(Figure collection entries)
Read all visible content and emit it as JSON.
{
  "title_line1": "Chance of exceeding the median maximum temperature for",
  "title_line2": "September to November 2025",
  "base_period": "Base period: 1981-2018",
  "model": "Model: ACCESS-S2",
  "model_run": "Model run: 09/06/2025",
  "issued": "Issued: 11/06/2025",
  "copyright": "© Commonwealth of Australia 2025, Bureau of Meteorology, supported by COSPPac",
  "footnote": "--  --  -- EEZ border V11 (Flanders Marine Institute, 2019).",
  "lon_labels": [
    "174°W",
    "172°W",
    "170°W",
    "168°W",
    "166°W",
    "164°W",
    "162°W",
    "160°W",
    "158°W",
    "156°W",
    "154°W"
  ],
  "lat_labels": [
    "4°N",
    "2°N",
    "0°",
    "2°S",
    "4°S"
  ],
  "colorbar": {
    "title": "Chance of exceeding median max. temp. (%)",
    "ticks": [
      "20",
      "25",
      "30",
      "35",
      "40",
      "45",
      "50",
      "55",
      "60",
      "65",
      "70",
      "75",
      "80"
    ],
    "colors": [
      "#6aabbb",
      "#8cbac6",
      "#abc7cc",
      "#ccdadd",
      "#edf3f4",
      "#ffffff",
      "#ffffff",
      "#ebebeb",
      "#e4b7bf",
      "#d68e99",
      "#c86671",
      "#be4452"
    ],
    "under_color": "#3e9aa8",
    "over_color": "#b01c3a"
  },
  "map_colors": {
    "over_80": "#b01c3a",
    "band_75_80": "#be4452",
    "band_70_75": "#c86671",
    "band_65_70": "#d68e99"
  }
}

▶ Requirements: Reproduce the full set of records precisely.

▶ Result:
Read all visible content and emit it as JSON.
{
  "title_line1": "Chance of exceeding the median maximum temperature for",
  "title_line2": "September to November 2025",
  "base_period": "Base period: 1981-2018",
  "model": "Model: ACCESS-S2",
  "model_run": "Model run: 09/06/2025",
  "issued": "Issued: 11/06/2025",
  "copyright": "© Commonwealth of Australia 2025, Bureau of Meteorology, supported by COSPPac",
  "footnote": "--  --  -- EEZ border V11 (Flanders Marine Institute, 2019).",
  "lon_labels": [
    "174°W",
    "172°W",
    "170°W",
    "168°W",
    "166°W",
    "164°W",
    "162°W",
    "160°W",
    "158°W",
    "156°W",
    "154°W"
  ],
  "lat_labels": [
    "4°N",
    "2°N",
    "0°",
    "2°S",
    "4°S"
  ],
  "colorbar": {
    "title": "Chance of exceeding median max. temp. (%)",
    "ticks": [
      "20",
      "25",
      "30",
      "35",
      "40",
      "45",
      "50",
      "55",
      "60",
      "65",
      "70",
      "75",
      "80"
    ],
    "colors": [
      "#6aabbb",
      "#8cbac6",
      "#abc7cc",
      "#ccdadd",
      "#edf3f4",
      "#ffffff",
      "#ffffff",
      "#ebebeb",
      "#e4b7bf",
      "#d68e99",
      "#c86671",
      "#be4452"
    ],
    "under_color": "#3e9aa8",
    "over_color": "#b01c3a"
  },
  "map_colors": {
    "over_80": "#b01c3a",
    "band_75_80": "#be4452",
    "band_70_75": "#c86671",
    "band_65_70": "#d68e99"
  }
}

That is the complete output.